GIVEN EXERCISE: Copy out every line of the listing below word for word, with nothing changed or left out.

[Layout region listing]
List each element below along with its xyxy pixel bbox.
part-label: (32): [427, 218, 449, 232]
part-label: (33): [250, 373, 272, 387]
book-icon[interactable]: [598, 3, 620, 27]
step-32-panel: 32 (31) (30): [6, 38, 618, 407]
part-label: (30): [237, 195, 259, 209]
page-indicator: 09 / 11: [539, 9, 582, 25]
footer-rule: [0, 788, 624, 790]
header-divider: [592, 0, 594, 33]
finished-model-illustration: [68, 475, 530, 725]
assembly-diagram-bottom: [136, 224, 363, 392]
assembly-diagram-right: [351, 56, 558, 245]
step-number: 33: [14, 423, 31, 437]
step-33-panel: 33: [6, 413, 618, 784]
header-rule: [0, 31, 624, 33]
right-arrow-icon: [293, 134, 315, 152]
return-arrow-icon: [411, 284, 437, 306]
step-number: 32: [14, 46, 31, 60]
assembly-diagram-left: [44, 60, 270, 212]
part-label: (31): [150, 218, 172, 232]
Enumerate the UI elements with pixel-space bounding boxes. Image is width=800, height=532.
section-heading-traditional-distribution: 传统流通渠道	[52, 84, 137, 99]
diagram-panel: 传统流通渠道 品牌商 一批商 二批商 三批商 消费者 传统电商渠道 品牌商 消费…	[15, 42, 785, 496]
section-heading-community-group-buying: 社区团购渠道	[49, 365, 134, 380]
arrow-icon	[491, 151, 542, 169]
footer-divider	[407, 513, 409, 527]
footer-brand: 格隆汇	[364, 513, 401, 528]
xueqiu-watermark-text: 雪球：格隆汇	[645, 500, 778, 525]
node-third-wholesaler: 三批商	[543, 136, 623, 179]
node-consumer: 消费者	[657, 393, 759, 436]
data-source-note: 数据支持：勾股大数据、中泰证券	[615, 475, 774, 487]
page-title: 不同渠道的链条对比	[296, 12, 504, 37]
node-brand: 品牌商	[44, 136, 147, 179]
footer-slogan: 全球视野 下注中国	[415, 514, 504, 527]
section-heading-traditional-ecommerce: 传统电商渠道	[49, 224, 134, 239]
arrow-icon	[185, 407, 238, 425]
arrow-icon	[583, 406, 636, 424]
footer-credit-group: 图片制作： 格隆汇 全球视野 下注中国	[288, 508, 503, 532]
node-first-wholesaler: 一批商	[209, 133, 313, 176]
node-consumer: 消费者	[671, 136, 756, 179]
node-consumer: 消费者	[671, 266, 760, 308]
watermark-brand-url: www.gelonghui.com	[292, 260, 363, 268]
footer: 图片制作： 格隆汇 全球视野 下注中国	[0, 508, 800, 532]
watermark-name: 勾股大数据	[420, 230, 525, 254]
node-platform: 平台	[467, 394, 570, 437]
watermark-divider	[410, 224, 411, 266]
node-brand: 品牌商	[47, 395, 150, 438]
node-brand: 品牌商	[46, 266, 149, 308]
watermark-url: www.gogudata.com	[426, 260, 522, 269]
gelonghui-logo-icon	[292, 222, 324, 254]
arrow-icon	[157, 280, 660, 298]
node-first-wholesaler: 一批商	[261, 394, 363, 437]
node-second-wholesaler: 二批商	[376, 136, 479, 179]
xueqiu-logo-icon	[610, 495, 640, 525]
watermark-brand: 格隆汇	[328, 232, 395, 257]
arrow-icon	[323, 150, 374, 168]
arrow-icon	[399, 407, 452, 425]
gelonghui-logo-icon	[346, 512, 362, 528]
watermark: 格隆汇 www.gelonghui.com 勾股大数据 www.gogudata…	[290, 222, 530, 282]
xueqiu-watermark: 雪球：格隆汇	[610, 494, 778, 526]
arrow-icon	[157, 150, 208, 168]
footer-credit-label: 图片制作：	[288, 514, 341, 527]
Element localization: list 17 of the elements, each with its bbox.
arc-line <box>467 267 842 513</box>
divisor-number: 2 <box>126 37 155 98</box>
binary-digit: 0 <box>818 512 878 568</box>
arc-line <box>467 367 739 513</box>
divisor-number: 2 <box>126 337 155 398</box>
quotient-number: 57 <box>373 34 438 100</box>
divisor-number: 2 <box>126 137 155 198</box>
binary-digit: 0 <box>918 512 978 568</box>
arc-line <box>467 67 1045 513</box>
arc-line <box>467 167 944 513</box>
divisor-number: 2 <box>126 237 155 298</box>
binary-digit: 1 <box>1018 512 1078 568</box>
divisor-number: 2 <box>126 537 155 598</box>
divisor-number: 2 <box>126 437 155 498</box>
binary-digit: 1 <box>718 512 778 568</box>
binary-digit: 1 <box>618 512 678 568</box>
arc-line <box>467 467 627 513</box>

FINAL RESULT:
List each element below along with its xyxy pixel bbox.
part-label: (32): [427, 218, 449, 232]
part-label: (33): [250, 373, 272, 387]
book-icon[interactable]: [598, 3, 620, 27]
step-32-panel: 32 (31) (30): [6, 38, 618, 407]
part-label: (30): [237, 195, 259, 209]
page-indicator: 09 / 11: [539, 9, 582, 25]
footer-rule: [0, 788, 624, 790]
header-divider: [592, 0, 594, 33]
finished-model-illustration: [68, 475, 530, 725]
assembly-diagram-bottom: [136, 224, 363, 392]
assembly-diagram-right: [351, 56, 558, 245]
step-number: 33: [14, 423, 31, 437]
step-33-panel: 33: [6, 413, 618, 784]
header-rule: [0, 31, 624, 33]
right-arrow-icon: [293, 134, 315, 152]
return-arrow-icon: [411, 284, 437, 306]
step-number: 32: [14, 46, 31, 60]
assembly-diagram-left: [44, 60, 270, 212]
part-label: (31): [150, 218, 172, 232]
Enumerate the UI elements with pixel-space bounding boxes. Image is width=800, height=532.
section-heading-traditional-distribution: 传统流通渠道	[52, 84, 137, 99]
diagram-panel: 传统流通渠道 品牌商 一批商 二批商 三批商 消费者 传统电商渠道 品牌商 消费…	[15, 42, 785, 496]
section-heading-community-group-buying: 社区团购渠道	[49, 365, 134, 380]
arrow-icon	[491, 151, 542, 169]
footer-divider	[407, 513, 409, 527]
footer-brand: 格隆汇	[364, 513, 401, 528]
xueqiu-watermark-text: 雪球：格隆汇	[645, 500, 778, 525]
node-third-wholesaler: 三批商	[543, 136, 623, 179]
node-consumer: 消费者	[657, 393, 759, 436]
data-source-note: 数据支持：勾股大数据、中泰证券	[615, 475, 774, 487]
page-title: 不同渠道的链条对比	[296, 12, 504, 37]
node-brand: 品牌商	[44, 136, 147, 179]
footer-slogan: 全球视野 下注中国	[415, 514, 504, 527]
section-heading-traditional-ecommerce: 传统电商渠道	[49, 224, 134, 239]
arrow-icon	[185, 407, 238, 425]
arrow-icon	[583, 406, 636, 424]
footer-credit-group: 图片制作： 格隆汇 全球视野 下注中国	[288, 508, 503, 532]
node-first-wholesaler: 一批商	[209, 133, 313, 176]
node-consumer: 消费者	[671, 136, 756, 179]
node-consumer: 消费者	[671, 266, 760, 308]
watermark-brand-url: www.gelonghui.com	[292, 260, 363, 268]
footer: 图片制作： 格隆汇 全球视野 下注中国	[0, 508, 800, 532]
watermark-name: 勾股大数据	[420, 230, 525, 254]
node-platform: 平台	[467, 394, 570, 437]
watermark-divider	[410, 224, 411, 266]
node-brand: 品牌商	[47, 395, 150, 438]
node-brand: 品牌商	[46, 266, 149, 308]
watermark-url: www.gogudata.com	[426, 260, 522, 269]
gelonghui-logo-icon	[292, 222, 324, 254]
arrow-icon	[157, 280, 660, 298]
node-first-wholesaler: 一批商	[261, 394, 363, 437]
node-second-wholesaler: 二批商	[376, 136, 479, 179]
xueqiu-logo-icon	[610, 495, 640, 525]
watermark-brand: 格隆汇	[328, 232, 395, 257]
arrow-icon	[323, 150, 374, 168]
arrow-icon	[399, 407, 452, 425]
gelonghui-logo-icon	[346, 512, 362, 528]
watermark: 格隆汇 www.gelonghui.com 勾股大数据 www.gogudata…	[290, 222, 530, 282]
xueqiu-watermark: 雪球：格隆汇	[610, 494, 778, 526]
arrow-icon	[157, 150, 208, 168]
footer-credit-label: 图片制作：	[288, 514, 341, 527]
Element localization: list 17 of the elements, each with its bbox.
arc-line <box>467 267 842 513</box>
divisor-number: 2 <box>126 37 155 98</box>
binary-digit: 0 <box>818 512 878 568</box>
arc-line <box>467 367 739 513</box>
divisor-number: 2 <box>126 337 155 398</box>
quotient-number: 57 <box>373 34 438 100</box>
divisor-number: 2 <box>126 137 155 198</box>
binary-digit: 0 <box>918 512 978 568</box>
arc-line <box>467 67 1045 513</box>
arc-line <box>467 167 944 513</box>
divisor-number: 2 <box>126 237 155 298</box>
binary-digit: 1 <box>1018 512 1078 568</box>
divisor-number: 2 <box>126 537 155 598</box>
divisor-number: 2 <box>126 437 155 498</box>
binary-digit: 1 <box>718 512 778 568</box>
binary-digit: 1 <box>618 512 678 568</box>
arc-line <box>467 467 627 513</box>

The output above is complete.